● Goal: Identify every line in the records below that contains the word "TradingView", and copy each of those lines.

● Exercise inputs:

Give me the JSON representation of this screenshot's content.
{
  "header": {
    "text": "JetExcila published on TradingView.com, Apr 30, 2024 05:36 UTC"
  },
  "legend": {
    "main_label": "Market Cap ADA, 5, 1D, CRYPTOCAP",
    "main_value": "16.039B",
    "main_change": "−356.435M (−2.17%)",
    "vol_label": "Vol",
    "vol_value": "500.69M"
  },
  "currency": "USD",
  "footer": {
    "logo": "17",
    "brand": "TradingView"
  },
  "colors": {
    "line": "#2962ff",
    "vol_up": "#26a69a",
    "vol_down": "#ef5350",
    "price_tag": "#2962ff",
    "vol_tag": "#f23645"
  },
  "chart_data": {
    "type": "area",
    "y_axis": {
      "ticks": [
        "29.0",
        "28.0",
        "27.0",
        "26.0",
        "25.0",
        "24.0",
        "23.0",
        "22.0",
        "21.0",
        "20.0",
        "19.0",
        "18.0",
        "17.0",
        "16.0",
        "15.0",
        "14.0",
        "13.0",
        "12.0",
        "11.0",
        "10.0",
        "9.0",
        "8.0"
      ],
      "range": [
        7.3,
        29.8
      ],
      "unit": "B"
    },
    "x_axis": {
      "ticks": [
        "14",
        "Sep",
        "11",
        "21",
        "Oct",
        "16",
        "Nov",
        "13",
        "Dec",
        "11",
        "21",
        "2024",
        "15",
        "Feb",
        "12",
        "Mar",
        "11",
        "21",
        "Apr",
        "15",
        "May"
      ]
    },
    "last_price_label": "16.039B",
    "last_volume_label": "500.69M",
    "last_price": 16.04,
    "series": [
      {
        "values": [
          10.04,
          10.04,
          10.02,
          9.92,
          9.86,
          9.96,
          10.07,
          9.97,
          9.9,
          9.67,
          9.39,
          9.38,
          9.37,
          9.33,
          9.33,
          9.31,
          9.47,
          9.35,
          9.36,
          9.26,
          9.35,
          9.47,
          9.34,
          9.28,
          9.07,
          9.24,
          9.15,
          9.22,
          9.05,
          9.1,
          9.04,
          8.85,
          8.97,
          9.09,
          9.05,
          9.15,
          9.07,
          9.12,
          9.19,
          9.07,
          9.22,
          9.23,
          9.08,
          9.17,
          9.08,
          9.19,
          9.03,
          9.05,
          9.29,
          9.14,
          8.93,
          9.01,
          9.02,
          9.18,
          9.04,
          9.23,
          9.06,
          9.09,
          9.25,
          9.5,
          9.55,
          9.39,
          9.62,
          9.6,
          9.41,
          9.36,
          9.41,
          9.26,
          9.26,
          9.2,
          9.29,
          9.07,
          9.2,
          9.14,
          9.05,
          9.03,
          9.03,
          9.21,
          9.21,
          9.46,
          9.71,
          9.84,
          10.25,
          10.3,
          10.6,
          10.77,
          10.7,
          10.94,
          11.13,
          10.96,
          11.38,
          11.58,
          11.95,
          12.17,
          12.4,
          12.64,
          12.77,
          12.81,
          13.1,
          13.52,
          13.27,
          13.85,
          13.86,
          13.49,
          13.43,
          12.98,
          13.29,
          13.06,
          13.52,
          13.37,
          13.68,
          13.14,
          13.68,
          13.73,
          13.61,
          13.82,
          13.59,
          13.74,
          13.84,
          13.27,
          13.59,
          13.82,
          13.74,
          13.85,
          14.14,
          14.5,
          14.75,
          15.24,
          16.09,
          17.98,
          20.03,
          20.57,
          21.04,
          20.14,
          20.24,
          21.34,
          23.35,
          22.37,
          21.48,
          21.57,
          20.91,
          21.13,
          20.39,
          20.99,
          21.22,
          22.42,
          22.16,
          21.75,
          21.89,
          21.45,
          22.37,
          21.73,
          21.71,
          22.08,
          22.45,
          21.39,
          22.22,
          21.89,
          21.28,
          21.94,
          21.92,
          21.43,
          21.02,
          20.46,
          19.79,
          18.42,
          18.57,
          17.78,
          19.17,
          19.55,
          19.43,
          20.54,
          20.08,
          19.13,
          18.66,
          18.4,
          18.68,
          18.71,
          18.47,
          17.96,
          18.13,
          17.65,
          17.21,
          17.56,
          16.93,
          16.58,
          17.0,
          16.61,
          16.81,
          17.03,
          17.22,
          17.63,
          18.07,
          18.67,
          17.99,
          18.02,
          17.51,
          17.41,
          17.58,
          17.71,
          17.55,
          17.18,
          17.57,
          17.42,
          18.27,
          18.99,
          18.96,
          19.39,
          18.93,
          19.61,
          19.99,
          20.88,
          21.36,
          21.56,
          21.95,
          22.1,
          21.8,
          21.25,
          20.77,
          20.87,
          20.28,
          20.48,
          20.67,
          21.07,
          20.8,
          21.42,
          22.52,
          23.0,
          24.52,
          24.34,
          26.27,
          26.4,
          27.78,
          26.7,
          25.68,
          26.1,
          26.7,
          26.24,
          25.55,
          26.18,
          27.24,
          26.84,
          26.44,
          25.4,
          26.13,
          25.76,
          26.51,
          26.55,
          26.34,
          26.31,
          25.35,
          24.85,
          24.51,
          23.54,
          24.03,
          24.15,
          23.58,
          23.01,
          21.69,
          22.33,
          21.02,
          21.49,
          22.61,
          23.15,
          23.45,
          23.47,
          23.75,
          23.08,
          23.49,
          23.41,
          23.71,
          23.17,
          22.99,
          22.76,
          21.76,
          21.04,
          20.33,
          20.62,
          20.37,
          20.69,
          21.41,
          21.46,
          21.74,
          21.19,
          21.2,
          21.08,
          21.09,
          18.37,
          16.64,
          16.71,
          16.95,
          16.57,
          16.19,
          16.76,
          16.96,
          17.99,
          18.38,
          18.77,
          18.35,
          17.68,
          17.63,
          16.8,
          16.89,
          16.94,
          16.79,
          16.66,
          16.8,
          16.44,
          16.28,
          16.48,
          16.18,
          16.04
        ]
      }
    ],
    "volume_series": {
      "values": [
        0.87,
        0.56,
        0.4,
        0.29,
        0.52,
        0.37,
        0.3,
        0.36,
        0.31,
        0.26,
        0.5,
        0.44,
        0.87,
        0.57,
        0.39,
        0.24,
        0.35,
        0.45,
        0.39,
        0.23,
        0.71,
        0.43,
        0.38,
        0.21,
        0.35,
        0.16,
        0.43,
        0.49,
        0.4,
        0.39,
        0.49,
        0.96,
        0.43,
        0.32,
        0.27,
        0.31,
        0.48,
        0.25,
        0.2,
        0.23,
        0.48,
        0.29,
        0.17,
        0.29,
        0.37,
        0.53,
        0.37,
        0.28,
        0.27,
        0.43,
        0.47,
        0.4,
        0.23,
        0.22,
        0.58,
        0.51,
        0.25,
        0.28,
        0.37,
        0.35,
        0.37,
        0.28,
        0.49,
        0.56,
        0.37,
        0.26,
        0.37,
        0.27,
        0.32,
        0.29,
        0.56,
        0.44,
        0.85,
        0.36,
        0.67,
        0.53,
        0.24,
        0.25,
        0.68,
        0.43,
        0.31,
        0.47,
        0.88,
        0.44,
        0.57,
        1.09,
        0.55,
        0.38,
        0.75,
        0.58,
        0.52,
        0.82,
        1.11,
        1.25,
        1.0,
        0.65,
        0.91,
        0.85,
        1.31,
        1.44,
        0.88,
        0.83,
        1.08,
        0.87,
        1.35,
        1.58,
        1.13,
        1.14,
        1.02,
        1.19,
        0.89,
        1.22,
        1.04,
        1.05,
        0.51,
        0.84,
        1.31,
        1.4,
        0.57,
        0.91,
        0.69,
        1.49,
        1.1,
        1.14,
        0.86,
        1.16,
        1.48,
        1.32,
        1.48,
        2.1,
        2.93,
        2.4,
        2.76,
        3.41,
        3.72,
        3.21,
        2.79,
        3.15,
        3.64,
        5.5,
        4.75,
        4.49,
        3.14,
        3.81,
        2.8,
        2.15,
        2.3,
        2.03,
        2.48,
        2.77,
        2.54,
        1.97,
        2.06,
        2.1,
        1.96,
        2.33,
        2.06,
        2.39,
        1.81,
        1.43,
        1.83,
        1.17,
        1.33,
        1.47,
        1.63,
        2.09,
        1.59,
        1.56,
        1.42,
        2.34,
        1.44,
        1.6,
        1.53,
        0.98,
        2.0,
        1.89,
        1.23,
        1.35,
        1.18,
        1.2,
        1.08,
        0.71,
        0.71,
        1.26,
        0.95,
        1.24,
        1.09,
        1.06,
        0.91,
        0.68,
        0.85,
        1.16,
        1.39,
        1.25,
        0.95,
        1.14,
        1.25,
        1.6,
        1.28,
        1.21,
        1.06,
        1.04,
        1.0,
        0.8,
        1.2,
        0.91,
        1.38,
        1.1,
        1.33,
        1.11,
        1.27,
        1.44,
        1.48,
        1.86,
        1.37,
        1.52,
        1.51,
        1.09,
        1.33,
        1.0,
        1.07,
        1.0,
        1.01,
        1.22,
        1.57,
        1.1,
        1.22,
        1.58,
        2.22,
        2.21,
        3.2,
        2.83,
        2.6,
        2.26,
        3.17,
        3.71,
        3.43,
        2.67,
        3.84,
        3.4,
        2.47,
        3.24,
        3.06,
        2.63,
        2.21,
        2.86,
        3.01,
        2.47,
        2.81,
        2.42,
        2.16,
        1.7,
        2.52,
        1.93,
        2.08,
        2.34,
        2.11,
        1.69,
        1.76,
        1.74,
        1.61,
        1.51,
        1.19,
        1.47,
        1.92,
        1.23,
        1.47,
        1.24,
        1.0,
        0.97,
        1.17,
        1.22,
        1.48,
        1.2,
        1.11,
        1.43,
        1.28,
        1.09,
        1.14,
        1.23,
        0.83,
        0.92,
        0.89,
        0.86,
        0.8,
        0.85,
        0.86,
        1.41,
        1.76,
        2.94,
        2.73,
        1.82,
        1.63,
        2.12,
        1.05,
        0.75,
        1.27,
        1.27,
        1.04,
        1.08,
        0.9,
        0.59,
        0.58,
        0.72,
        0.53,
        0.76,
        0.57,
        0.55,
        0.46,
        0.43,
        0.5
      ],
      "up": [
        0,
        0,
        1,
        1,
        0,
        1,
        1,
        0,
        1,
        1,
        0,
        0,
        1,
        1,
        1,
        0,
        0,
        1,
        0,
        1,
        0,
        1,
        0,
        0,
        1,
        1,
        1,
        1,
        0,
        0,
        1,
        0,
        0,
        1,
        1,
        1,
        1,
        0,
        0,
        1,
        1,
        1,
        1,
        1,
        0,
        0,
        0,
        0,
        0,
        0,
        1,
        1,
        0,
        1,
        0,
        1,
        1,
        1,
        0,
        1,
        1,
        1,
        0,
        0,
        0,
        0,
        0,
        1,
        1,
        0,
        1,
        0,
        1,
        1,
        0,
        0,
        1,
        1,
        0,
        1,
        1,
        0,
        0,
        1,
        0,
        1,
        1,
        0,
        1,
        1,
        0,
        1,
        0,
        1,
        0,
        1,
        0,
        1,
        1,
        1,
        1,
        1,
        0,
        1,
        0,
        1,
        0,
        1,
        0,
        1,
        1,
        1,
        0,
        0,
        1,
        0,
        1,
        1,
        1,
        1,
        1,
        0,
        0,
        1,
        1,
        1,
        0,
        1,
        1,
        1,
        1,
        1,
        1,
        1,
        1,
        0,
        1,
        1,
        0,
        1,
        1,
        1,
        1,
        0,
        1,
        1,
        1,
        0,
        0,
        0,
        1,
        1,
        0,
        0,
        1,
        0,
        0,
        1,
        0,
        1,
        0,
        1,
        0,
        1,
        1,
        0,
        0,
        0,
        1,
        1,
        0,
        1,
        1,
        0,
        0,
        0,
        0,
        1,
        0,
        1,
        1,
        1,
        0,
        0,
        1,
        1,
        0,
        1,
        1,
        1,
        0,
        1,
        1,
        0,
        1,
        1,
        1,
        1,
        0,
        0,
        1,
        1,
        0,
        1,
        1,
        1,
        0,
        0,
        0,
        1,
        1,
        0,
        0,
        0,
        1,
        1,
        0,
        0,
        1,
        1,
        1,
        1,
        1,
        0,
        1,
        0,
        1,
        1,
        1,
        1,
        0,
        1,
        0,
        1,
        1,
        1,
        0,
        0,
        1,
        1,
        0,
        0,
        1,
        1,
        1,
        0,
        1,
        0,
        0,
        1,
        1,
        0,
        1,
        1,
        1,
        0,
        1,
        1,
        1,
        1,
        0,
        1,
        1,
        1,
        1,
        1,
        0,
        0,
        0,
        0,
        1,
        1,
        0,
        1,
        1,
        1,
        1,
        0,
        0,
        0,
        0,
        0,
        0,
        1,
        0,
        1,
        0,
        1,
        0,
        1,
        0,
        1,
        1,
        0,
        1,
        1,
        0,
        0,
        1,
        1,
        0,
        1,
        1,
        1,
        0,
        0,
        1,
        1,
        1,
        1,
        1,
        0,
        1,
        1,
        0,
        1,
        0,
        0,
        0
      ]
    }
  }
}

● Response to the task:
    "text": "JetExcila published on TradingView.com, Apr 30, 2024 05:36 UTC"
    "brand": "TradingView"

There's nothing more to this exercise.